[Figure record extracts]
- - - - - - -
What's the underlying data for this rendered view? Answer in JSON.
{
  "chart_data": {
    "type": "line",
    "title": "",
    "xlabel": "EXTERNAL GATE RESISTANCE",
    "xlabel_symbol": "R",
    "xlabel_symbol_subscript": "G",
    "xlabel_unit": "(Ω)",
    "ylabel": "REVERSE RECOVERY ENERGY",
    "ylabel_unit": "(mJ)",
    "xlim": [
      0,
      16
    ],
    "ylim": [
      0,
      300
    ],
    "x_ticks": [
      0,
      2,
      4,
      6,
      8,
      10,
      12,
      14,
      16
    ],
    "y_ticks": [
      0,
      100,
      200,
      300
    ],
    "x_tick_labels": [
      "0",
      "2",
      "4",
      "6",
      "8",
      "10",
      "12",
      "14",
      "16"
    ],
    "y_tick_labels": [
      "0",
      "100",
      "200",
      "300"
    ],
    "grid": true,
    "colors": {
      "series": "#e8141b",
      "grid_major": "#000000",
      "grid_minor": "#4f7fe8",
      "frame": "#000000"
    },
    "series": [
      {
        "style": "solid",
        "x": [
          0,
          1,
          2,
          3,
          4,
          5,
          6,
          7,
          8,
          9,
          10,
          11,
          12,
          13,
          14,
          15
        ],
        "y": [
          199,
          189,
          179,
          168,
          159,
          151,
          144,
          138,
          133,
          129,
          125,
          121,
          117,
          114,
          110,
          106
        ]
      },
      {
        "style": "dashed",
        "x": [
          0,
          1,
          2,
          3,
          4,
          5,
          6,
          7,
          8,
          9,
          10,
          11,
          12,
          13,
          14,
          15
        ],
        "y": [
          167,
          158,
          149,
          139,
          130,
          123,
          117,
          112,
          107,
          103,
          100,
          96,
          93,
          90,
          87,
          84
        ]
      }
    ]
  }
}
- - - - - - -
## Set exercise
Transcribe the data. Leave every line exactly as it is.

## The completed task
What's the underlying data for this rendered view? Answer in JSON.
{
  "chart_data": {
    "type": "line",
    "title": "",
    "xlabel": "EXTERNAL GATE RESISTANCE",
    "xlabel_symbol": "R",
    "xlabel_symbol_subscript": "G",
    "xlabel_unit": "(Ω)",
    "ylabel": "REVERSE RECOVERY ENERGY",
    "ylabel_unit": "(mJ)",
    "xlim": [
      0,
      16
    ],
    "ylim": [
      0,
      300
    ],
    "x_ticks": [
      0,
      2,
      4,
      6,
      8,
      10,
      12,
      14,
      16
    ],
    "y_ticks": [
      0,
      100,
      200,
      300
    ],
    "x_tick_labels": [
      "0",
      "2",
      "4",
      "6",
      "8",
      "10",
      "12",
      "14",
      "16"
    ],
    "y_tick_labels": [
      "0",
      "100",
      "200",
      "300"
    ],
    "grid": true,
    "colors": {
      "series": "#e8141b",
      "grid_major": "#000000",
      "grid_minor": "#4f7fe8",
      "frame": "#000000"
    },
    "series": [
      {
        "style": "solid",
        "x": [
          0,
          1,
          2,
          3,
          4,
          5,
          6,
          7,
          8,
          9,
          10,
          11,
          12,
          13,
          14,
          15
        ],
        "y": [
          199,
          189,
          179,
          168,
          159,
          151,
          144,
          138,
          133,
          129,
          125,
          121,
          117,
          114,
          110,
          106
        ]
      },
      {
        "style": "dashed",
        "x": [
          0,
          1,
          2,
          3,
          4,
          5,
          6,
          7,
          8,
          9,
          10,
          11,
          12,
          13,
          14,
          15
        ],
        "y": [
          167,
          158,
          149,
          139,
          130,
          123,
          117,
          112,
          107,
          103,
          100,
          96,
          93,
          90,
          87,
          84
        ]
      }
    ]
  }
}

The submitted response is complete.